Collected data entries
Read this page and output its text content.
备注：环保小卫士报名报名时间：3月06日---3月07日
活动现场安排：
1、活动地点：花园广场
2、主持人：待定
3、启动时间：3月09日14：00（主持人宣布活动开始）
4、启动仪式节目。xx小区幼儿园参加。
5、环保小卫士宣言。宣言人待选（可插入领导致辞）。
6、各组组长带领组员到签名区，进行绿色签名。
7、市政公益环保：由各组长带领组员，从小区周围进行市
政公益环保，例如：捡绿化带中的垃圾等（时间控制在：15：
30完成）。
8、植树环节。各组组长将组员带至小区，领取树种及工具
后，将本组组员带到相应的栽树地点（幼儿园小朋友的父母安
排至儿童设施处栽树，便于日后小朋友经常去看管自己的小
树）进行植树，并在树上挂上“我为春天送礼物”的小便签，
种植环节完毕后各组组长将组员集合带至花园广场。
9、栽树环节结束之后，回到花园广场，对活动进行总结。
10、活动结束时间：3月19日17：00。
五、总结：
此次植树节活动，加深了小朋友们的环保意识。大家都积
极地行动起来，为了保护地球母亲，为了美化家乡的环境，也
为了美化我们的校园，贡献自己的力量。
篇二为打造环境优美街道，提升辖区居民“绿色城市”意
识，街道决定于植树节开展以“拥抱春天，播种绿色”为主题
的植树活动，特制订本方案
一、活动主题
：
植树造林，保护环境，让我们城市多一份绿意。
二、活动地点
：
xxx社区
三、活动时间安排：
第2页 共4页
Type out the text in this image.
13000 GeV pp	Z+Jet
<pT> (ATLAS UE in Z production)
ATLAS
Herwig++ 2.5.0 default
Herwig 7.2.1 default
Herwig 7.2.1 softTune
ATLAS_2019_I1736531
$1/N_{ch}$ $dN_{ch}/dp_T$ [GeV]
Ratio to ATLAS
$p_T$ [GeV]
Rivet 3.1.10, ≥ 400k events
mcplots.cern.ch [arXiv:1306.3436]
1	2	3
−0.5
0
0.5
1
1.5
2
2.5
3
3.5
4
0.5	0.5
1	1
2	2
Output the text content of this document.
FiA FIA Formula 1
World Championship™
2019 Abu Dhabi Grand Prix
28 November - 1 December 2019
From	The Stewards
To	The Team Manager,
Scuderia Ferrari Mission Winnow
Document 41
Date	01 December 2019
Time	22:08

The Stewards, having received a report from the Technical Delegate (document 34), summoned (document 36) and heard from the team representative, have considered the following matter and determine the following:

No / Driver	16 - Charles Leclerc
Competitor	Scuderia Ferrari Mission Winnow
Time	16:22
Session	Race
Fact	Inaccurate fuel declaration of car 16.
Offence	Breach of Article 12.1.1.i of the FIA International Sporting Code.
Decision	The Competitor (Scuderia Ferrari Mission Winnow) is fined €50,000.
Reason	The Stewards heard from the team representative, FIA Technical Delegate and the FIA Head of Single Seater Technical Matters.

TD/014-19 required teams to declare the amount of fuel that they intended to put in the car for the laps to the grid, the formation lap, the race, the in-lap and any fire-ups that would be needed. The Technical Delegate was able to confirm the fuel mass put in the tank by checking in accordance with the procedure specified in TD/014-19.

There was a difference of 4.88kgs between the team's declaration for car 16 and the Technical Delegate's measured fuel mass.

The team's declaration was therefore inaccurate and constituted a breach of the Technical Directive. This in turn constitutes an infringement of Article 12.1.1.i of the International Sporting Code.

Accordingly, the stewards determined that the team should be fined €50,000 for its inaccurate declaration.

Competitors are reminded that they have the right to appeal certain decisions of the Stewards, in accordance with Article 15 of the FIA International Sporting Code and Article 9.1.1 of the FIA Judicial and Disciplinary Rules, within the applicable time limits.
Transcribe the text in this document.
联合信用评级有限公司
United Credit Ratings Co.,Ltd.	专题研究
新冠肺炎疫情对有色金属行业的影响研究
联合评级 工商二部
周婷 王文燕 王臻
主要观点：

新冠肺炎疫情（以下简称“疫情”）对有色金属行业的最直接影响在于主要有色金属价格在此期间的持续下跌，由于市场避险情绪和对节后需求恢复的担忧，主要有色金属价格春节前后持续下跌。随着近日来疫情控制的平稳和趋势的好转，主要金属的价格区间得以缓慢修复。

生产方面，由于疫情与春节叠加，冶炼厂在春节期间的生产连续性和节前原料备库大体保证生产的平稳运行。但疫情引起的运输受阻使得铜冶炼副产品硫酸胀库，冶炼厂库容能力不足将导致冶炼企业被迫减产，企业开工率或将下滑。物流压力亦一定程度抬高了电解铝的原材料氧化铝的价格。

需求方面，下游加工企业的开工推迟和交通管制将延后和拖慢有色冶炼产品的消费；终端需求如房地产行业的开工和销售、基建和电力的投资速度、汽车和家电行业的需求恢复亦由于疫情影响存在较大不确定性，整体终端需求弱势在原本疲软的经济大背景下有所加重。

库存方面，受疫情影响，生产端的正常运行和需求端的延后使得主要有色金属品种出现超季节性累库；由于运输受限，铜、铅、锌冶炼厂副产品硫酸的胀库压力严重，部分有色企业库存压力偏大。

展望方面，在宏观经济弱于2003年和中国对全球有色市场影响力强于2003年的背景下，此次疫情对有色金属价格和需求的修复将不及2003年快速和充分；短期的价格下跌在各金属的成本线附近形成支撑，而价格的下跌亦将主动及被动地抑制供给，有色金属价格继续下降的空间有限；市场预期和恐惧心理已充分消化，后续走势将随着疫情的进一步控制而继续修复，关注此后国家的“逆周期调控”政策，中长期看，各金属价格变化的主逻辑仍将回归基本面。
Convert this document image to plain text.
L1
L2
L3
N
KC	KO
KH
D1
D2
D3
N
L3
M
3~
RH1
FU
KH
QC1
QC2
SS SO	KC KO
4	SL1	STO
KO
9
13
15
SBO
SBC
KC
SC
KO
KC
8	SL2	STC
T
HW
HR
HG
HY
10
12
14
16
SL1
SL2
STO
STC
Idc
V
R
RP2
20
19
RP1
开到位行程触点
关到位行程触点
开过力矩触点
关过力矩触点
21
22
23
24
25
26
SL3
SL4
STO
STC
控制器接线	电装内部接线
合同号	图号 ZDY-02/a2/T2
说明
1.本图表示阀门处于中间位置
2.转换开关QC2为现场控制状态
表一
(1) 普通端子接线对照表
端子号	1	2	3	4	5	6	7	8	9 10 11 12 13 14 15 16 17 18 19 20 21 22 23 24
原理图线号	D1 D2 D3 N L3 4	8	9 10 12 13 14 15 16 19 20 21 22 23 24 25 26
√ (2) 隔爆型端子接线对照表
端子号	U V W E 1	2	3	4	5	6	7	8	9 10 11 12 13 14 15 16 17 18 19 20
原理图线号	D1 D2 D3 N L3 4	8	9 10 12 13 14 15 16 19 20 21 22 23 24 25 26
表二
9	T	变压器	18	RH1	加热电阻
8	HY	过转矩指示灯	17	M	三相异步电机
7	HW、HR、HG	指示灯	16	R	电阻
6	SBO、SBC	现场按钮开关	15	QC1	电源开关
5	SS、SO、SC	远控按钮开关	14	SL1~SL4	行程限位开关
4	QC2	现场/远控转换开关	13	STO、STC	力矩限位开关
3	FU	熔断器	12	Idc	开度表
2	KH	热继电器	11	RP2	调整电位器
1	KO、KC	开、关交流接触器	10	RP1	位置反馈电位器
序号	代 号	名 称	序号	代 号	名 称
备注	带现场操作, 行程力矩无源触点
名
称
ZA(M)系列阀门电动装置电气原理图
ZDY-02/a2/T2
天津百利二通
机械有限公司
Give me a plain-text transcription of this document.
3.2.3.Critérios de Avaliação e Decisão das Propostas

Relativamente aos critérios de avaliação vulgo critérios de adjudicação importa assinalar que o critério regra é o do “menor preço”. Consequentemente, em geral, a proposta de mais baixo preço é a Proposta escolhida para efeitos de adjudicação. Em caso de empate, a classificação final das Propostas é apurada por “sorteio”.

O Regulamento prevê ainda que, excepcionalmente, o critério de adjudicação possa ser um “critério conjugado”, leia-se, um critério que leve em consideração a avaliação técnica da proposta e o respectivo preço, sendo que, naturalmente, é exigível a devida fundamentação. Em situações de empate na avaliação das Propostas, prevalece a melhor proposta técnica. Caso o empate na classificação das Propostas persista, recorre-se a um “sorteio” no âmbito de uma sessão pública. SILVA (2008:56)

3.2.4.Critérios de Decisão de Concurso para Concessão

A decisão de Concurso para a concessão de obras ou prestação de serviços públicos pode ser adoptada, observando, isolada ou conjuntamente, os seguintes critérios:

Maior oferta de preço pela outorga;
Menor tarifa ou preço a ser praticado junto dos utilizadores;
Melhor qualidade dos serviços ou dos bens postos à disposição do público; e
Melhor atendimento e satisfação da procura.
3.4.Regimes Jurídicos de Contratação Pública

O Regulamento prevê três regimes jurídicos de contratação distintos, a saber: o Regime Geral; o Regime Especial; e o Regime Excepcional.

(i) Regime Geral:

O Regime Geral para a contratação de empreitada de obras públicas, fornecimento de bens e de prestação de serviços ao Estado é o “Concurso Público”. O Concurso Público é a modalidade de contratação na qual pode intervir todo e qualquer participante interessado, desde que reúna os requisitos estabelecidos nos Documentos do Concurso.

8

▸ **PROBLEM REQUIREMENTS**
Determine how many of the lines above hold the word "December", and output that number by itself.

▸ **TASK OUTPUT**
2